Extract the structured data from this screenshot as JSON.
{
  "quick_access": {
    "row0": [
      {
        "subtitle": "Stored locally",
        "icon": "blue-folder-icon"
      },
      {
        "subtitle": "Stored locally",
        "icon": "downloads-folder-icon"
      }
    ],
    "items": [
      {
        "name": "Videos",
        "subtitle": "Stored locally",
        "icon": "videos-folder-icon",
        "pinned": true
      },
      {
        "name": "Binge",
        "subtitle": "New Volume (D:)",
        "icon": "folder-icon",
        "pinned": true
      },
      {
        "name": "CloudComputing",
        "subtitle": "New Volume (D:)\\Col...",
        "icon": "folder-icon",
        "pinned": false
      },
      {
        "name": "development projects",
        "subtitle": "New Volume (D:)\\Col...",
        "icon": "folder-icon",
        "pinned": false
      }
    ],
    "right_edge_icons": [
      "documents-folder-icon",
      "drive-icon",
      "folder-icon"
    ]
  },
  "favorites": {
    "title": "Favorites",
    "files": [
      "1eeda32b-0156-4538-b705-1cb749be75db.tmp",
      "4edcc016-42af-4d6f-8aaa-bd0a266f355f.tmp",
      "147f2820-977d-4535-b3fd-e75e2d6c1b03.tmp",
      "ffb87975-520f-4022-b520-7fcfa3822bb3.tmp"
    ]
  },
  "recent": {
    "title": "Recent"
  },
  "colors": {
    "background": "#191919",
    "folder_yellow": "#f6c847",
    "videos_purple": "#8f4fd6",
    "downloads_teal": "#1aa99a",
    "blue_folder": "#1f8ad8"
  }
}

...

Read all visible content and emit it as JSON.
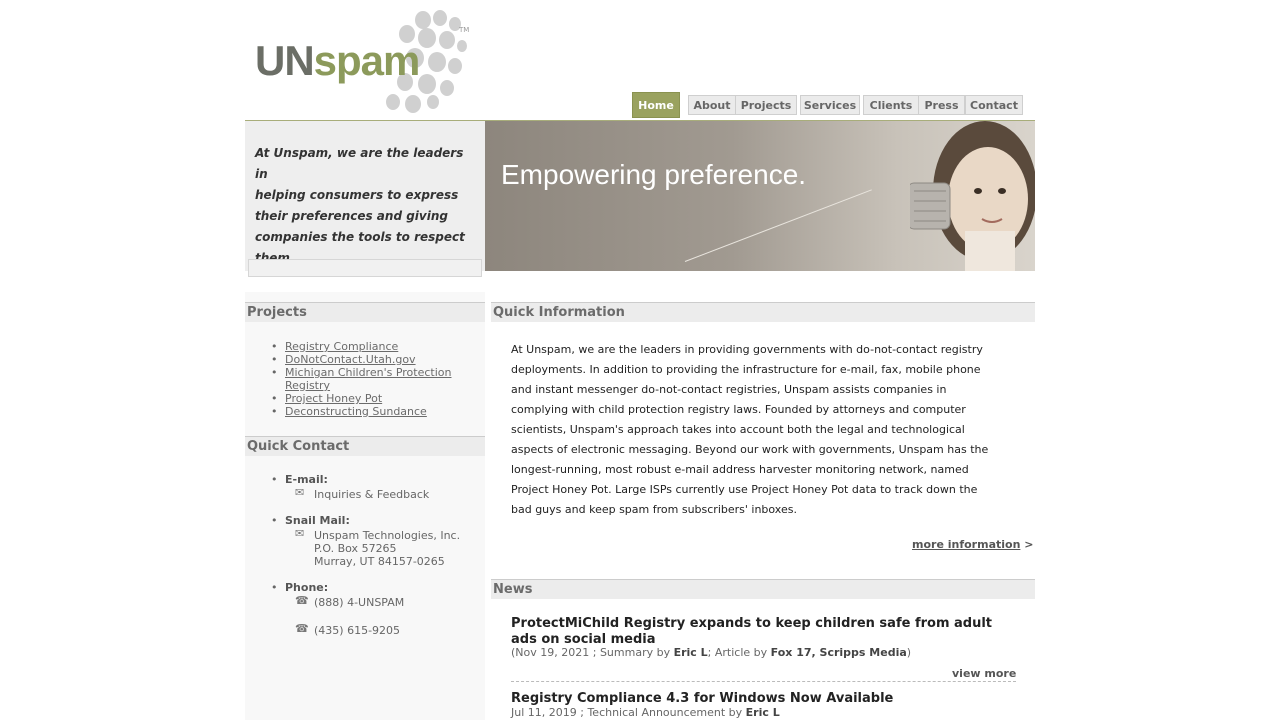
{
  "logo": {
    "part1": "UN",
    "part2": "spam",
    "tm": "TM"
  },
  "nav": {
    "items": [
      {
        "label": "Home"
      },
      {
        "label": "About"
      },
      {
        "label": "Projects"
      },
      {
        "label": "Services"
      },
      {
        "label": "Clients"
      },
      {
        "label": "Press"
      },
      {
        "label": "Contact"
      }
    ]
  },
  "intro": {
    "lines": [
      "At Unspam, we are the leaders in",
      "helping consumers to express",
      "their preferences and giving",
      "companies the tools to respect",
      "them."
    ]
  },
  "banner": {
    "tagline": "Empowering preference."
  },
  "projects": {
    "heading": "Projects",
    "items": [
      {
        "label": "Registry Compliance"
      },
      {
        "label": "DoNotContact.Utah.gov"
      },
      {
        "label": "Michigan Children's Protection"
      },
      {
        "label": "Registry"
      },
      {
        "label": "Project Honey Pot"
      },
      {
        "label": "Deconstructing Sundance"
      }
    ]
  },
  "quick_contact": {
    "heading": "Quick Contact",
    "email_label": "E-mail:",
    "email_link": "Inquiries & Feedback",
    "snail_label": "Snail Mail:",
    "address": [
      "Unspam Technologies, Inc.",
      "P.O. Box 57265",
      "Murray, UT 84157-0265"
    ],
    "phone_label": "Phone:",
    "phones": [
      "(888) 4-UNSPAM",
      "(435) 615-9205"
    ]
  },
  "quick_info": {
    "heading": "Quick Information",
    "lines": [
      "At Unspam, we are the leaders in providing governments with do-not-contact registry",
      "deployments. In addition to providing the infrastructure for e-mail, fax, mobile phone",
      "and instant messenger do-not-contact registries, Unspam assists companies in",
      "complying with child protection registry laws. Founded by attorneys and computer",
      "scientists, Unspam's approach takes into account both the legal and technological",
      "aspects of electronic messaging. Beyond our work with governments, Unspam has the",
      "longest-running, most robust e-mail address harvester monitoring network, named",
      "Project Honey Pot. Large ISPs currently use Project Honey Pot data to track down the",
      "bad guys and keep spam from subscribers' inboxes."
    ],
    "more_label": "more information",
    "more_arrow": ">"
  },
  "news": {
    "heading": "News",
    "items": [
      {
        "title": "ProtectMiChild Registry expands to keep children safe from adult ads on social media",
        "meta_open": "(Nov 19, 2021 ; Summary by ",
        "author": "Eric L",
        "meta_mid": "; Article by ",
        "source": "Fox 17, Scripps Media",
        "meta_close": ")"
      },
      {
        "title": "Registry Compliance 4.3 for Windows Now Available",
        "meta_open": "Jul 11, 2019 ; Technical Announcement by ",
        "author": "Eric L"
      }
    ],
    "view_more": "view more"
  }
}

==

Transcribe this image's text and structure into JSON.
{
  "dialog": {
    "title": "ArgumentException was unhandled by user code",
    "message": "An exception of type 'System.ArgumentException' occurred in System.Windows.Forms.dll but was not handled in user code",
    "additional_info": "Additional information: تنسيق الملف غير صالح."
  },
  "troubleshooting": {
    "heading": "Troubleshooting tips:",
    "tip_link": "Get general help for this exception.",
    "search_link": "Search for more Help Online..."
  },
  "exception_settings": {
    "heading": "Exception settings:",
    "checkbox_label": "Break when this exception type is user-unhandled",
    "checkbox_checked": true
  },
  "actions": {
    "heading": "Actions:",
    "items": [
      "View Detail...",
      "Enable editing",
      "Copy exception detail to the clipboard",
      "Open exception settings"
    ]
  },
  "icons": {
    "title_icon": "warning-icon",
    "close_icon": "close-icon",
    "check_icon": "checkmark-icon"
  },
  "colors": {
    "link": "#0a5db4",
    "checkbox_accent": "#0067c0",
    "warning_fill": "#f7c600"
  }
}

DIRECTION - Gather from the records above every line containing the string "Compliance".

WRITTEN RESPONSE -
        "label": "Registry Compliance"
        "title": "Registry Compliance 4.3 for Windows Now Available",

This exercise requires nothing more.